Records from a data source

+--

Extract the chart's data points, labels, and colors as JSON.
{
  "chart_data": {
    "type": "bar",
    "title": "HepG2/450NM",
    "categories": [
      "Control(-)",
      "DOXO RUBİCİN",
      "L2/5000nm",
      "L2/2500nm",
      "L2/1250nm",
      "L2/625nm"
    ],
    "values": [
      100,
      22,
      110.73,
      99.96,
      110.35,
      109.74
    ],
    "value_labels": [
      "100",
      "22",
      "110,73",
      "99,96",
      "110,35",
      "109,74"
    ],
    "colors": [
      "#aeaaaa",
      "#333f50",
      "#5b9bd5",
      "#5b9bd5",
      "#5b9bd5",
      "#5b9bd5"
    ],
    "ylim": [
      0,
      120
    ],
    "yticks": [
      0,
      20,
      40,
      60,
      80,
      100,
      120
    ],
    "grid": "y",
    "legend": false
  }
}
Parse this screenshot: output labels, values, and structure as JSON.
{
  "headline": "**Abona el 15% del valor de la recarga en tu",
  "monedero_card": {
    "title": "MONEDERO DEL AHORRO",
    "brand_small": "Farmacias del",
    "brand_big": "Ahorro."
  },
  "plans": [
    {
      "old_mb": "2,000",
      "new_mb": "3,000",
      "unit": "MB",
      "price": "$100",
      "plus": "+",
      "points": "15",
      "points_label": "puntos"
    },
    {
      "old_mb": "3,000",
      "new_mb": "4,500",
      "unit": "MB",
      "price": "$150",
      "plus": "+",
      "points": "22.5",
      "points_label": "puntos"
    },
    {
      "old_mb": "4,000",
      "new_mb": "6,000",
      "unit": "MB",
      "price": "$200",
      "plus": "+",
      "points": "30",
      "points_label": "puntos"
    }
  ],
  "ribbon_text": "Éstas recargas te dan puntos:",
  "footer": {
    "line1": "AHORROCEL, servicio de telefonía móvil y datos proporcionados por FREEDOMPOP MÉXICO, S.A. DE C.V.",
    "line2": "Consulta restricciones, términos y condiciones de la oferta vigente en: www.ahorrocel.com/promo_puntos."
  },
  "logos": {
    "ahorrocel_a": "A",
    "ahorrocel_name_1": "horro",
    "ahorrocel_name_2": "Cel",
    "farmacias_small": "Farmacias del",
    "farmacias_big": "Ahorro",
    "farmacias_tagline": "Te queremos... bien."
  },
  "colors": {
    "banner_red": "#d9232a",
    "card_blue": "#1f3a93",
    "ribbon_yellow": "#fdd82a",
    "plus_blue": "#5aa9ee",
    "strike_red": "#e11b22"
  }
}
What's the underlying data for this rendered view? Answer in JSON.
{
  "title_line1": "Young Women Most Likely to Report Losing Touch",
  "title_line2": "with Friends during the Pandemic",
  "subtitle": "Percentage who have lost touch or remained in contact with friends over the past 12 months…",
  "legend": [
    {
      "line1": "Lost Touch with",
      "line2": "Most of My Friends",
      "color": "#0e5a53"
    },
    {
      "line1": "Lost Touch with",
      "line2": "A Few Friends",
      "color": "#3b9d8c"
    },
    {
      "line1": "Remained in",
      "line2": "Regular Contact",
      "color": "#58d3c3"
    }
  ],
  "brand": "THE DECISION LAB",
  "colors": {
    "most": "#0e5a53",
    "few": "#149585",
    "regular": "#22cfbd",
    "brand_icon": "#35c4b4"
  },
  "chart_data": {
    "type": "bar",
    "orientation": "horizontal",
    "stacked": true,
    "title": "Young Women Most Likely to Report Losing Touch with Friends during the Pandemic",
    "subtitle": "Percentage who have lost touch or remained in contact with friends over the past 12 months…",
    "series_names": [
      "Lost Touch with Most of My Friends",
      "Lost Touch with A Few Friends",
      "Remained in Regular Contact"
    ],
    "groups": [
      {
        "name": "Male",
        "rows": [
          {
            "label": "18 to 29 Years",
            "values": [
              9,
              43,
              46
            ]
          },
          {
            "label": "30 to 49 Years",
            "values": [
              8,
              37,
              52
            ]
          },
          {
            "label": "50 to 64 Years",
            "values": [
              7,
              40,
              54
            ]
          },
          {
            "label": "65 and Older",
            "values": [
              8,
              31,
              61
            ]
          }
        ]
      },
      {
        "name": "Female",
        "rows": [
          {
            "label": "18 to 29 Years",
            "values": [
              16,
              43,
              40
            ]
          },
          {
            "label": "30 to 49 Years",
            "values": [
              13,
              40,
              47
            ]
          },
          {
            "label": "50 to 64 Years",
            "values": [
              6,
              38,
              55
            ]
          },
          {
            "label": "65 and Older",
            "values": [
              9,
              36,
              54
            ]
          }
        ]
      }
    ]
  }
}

+--

● What to produce
Would you write down every record again, exactly?

● Answer to this exercise
Extract the chart's data points, labels, and colors as JSON.
{
  "chart_data": {
    "type": "bar",
    "title": "HepG2/450NM",
    "categories": [
      "Control(-)",
      "DOXO RUBİCİN",
      "L2/5000nm",
      "L2/2500nm",
      "L2/1250nm",
      "L2/625nm"
    ],
    "values": [
      100,
      22,
      110.73,
      99.96,
      110.35,
      109.74
    ],
    "value_labels": [
      "100",
      "22",
      "110,73",
      "99,96",
      "110,35",
      "109,74"
    ],
    "colors": [
      "#aeaaaa",
      "#333f50",
      "#5b9bd5",
      "#5b9bd5",
      "#5b9bd5",
      "#5b9bd5"
    ],
    "ylim": [
      0,
      120
    ],
    "yticks": [
      0,
      20,
      40,
      60,
      80,
      100,
      120
    ],
    "grid": "y",
    "legend": false
  }
}
Parse this screenshot: output labels, values, and structure as JSON.
{
  "headline": "**Abona el 15% del valor de la recarga en tu",
  "monedero_card": {
    "title": "MONEDERO DEL AHORRO",
    "brand_small": "Farmacias del",
    "brand_big": "Ahorro."
  },
  "plans": [
    {
      "old_mb": "2,000",
      "new_mb": "3,000",
      "unit": "MB",
      "price": "$100",
      "plus": "+",
      "points": "15",
      "points_label": "puntos"
    },
    {
      "old_mb": "3,000",
      "new_mb": "4,500",
      "unit": "MB",
      "price": "$150",
      "plus": "+",
      "points": "22.5",
      "points_label": "puntos"
    },
    {
      "old_mb": "4,000",
      "new_mb": "6,000",
      "unit": "MB",
      "price": "$200",
      "plus": "+",
      "points": "30",
      "points_label": "puntos"
    }
  ],
  "ribbon_text": "Éstas recargas te dan puntos:",
  "footer": {
    "line1": "AHORROCEL, servicio de telefonía móvil y datos proporcionados por FREEDOMPOP MÉXICO, S.A. DE C.V.",
    "line2": "Consulta restricciones, términos y condiciones de la oferta vigente en: www.ahorrocel.com/promo_puntos."
  },
  "logos": {
    "ahorrocel_a": "A",
    "ahorrocel_name_1": "horro",
    "ahorrocel_name_2": "Cel",
    "farmacias_small": "Farmacias del",
    "farmacias_big": "Ahorro",
    "farmacias_tagline": "Te queremos... bien."
  },
  "colors": {
    "banner_red": "#d9232a",
    "card_blue": "#1f3a93",
    "ribbon_yellow": "#fdd82a",
    "plus_blue": "#5aa9ee",
    "strike_red": "#e11b22"
  }
}
What's the underlying data for this rendered view? Answer in JSON.
{
  "title_line1": "Young Women Most Likely to Report Losing Touch",
  "title_line2": "with Friends during the Pandemic",
  "subtitle": "Percentage who have lost touch or remained in contact with friends over the past 12 months…",
  "legend": [
    {
      "line1": "Lost Touch with",
      "line2": "Most of My Friends",
      "color": "#0e5a53"
    },
    {
      "line1": "Lost Touch with",
      "line2": "A Few Friends",
      "color": "#3b9d8c"
    },
    {
      "line1": "Remained in",
      "line2": "Regular Contact",
      "color": "#58d3c3"
    }
  ],
  "brand": "THE DECISION LAB",
  "colors": {
    "most": "#0e5a53",
    "few": "#149585",
    "regular": "#22cfbd",
    "brand_icon": "#35c4b4"
  },
  "chart_data": {
    "type": "bar",
    "orientation": "horizontal",
    "stacked": true,
    "title": "Young Women Most Likely to Report Losing Touch with Friends during the Pandemic",
    "subtitle": "Percentage who have lost touch or remained in contact with friends over the past 12 months…",
    "series_names": [
      "Lost Touch with Most of My Friends",
      "Lost Touch with A Few Friends",
      "Remained in Regular Contact"
    ],
    "groups": [
      {
        "name": "Male",
        "rows": [
          {
            "label": "18 to 29 Years",
            "values": [
              9,
              43,
              46
            ]
          },
          {
            "label": "30 to 49 Years",
            "values": [
              8,
              37,
              52
            ]
          },
          {
            "label": "50 to 64 Years",
            "values": [
              7,
              40,
              54
            ]
          },
          {
            "label": "65 and Older",
            "values": [
              8,
              31,
              61
            ]
          }
        ]
      },
      {
        "name": "Female",
        "rows": [
          {
            "label": "18 to 29 Years",
            "values": [
              16,
              43,
              40
            ]
          },
          {
            "label": "30 to 49 Years",
            "values": [
              13,
              40,
              47
            ]
          },
          {
            "label": "50 to 64 Years",
            "values": [
              6,
              38,
              55
            ]
          },
          {
            "label": "65 and Older",
            "values": [
              9,
              36,
              54
            ]
          }
        ]
      }
    ]
  }
}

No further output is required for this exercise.